Stated exercise → Print all of the entries exactly, minus the pictures.

Dataset items:
=====

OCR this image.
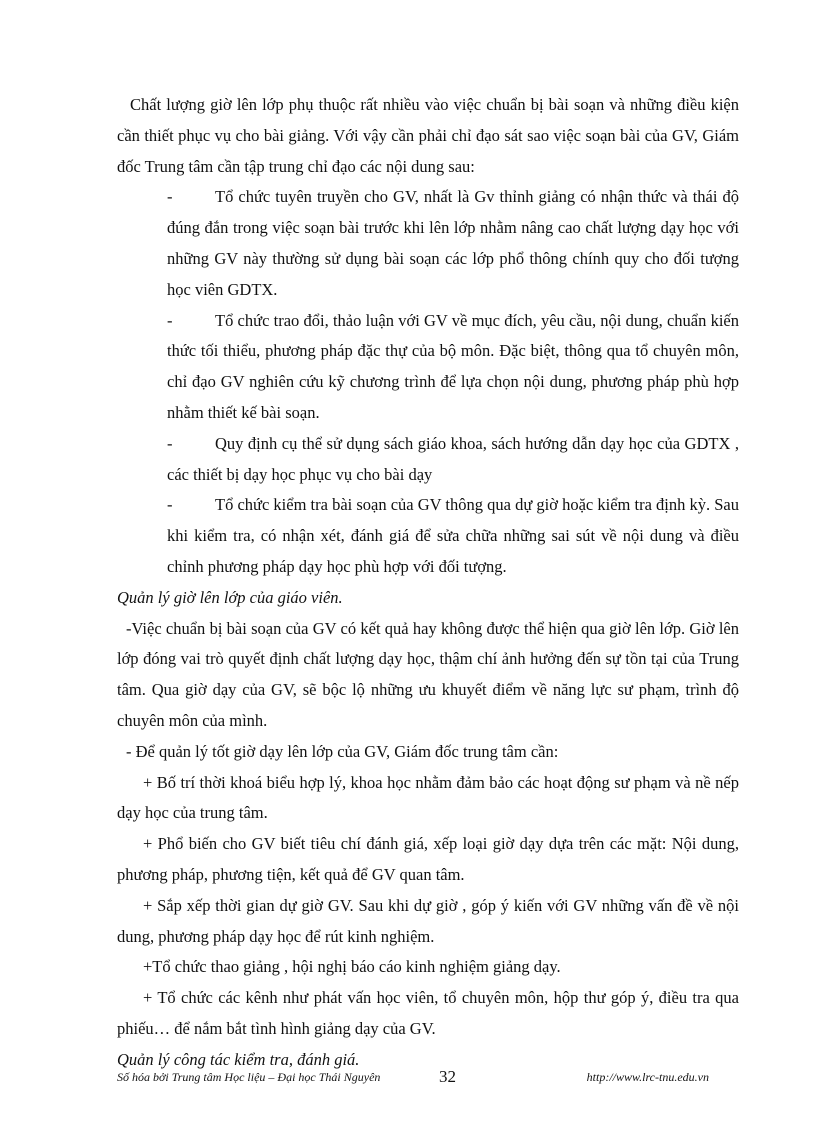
Chất lượng giờ lên lớp phụ thuộc rất nhiều vào việc chuẩn bị bài soạn và những điều kiện cần thiết phục vụ cho bài giảng. Với vậy cần phải chỉ đạo sát sao việc soạn bài của GV, Giám đốc Trung tâm cần tập trung chỉ đạo các nội dung sau:

-	Tổ chức tuyên truyền cho GV, nhất là Gv thỉnh giảng có nhận thức và thái độ đúng đắn trong việc soạn bài trước khi lên lớp nhằm nâng cao chất lượng dạy học với những GV này thường sử dụng bài soạn các lớp phổ thông chính quy cho đối tượng học viên GDTX.

-	Tổ chức trao đổi, thảo luận với GV về mục đích, yêu cầu, nội dung, chuẩn kiến thức tối thiểu, phương pháp đặc thự của bộ môn. Đặc biệt, thông qua tổ chuyên môn, chỉ đạo GV nghiên cứu kỹ chương trình để lựa chọn nội dung, phương pháp phù hợp nhằm thiết kế bài soạn.

-	Quy định cụ thể sử dụng sách giáo khoa, sách hướng dẫn dạy học của GDTX , các thiết bị dạy học phục vụ cho bài dạy

-	Tổ chức kiểm tra bài soạn của GV thông qua dự giờ hoặc kiểm tra định kỳ. Sau khi kiểm tra, có nhận xét, đánh giá để sửa chữa những sai sút về nội dung và điều chỉnh phương pháp dạy học phù hợp với đối tượng.

Quản lý giờ lên lớp của giáo viên.

-Việc chuẩn bị bài soạn của GV có kết quả hay không được thể hiện qua giờ lên lớp. Giờ lên lớp đóng vai trò quyết định chất lượng dạy học, thậm chí ảnh hưởng đến sự tồn tại của Trung tâm. Qua giờ dạy của GV, sẽ bộc lộ những ưu khuyết điểm về năng lực sư phạm, trình độ chuyên môn của mình.

- Để quản lý tốt giờ dạy lên lớp của GV, Giám đốc trung tâm cần:

+ Bố trí thời khoá biểu hợp lý, khoa học nhằm đảm bảo các hoạt động sư phạm và nề nếp dạy học của trung tâm.

+ Phổ biến cho GV biết tiêu chí đánh giá, xếp loại giờ dạy dựa trên các mặt: Nội dung, phương pháp, phương tiện, kết quả để GV quan tâm.

+ Sắp xếp thời gian dự giờ GV. Sau khi dự giờ , góp ý kiến với GV những vấn đề về nội dung, phương pháp dạy học để rút kinh nghiệm.

+Tổ chức thao giảng , hội nghị báo cáo kinh nghiệm giảng dạy.

+ Tổ chức các kênh như phát vấn học viên, tổ chuyên môn, hộp thư góp ý, điều tra qua phiếu… để nắm bắt tình hình giảng dạy của GV.

Quản lý công tác kiểm tra, đánh giá.

Số hóa bởi Trung tâm Học liệu – Đại học Thái Nguyên	32	http://www.lrc-tnu.edu.vn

=====

Result →
OCR this image.
Chất lượng giờ lên lớp phụ thuộc rất nhiều vào việc chuẩn bị bài soạn và những điều kiện cần thiết phục vụ cho bài giảng. Với vậy cần phải chỉ đạo sát sao việc soạn bài của GV, Giám đốc Trung tâm cần tập trung chỉ đạo các nội dung sau:

-	Tổ chức tuyên truyền cho GV, nhất là Gv thỉnh giảng có nhận thức và thái độ đúng đắn trong việc soạn bài trước khi lên lớp nhằm nâng cao chất lượng dạy học với những GV này thường sử dụng bài soạn các lớp phổ thông chính quy cho đối tượng học viên GDTX.

-	Tổ chức trao đổi, thảo luận với GV về mục đích, yêu cầu, nội dung, chuẩn kiến thức tối thiểu, phương pháp đặc thự của bộ môn. Đặc biệt, thông qua tổ chuyên môn, chỉ đạo GV nghiên cứu kỹ chương trình để lựa chọn nội dung, phương pháp phù hợp nhằm thiết kế bài soạn.

-	Quy định cụ thể sử dụng sách giáo khoa, sách hướng dẫn dạy học của GDTX , các thiết bị dạy học phục vụ cho bài dạy

-	Tổ chức kiểm tra bài soạn của GV thông qua dự giờ hoặc kiểm tra định kỳ. Sau khi kiểm tra, có nhận xét, đánh giá để sửa chữa những sai sút về nội dung và điều chỉnh phương pháp dạy học phù hợp với đối tượng.

Quản lý giờ lên lớp của giáo viên.

-Việc chuẩn bị bài soạn của GV có kết quả hay không được thể hiện qua giờ lên lớp. Giờ lên lớp đóng vai trò quyết định chất lượng dạy học, thậm chí ảnh hưởng đến sự tồn tại của Trung tâm. Qua giờ dạy của GV, sẽ bộc lộ những ưu khuyết điểm về năng lực sư phạm, trình độ chuyên môn của mình.

- Để quản lý tốt giờ dạy lên lớp của GV, Giám đốc trung tâm cần:

+ Bố trí thời khoá biểu hợp lý, khoa học nhằm đảm bảo các hoạt động sư phạm và nề nếp dạy học của trung tâm.

+ Phổ biến cho GV biết tiêu chí đánh giá, xếp loại giờ dạy dựa trên các mặt: Nội dung, phương pháp, phương tiện, kết quả để GV quan tâm.

+ Sắp xếp thời gian dự giờ GV. Sau khi dự giờ , góp ý kiến với GV những vấn đề về nội dung, phương pháp dạy học để rút kinh nghiệm.

+Tổ chức thao giảng , hội nghị báo cáo kinh nghiệm giảng dạy.

+ Tổ chức các kênh như phát vấn học viên, tổ chuyên môn, hộp thư góp ý, điều tra qua phiếu… để nắm bắt tình hình giảng dạy của GV.

Quản lý công tác kiểm tra, đánh giá.

Số hóa bởi Trung tâm Học liệu – Đại học Thái Nguyên	32	http://www.lrc-tnu.edu.vn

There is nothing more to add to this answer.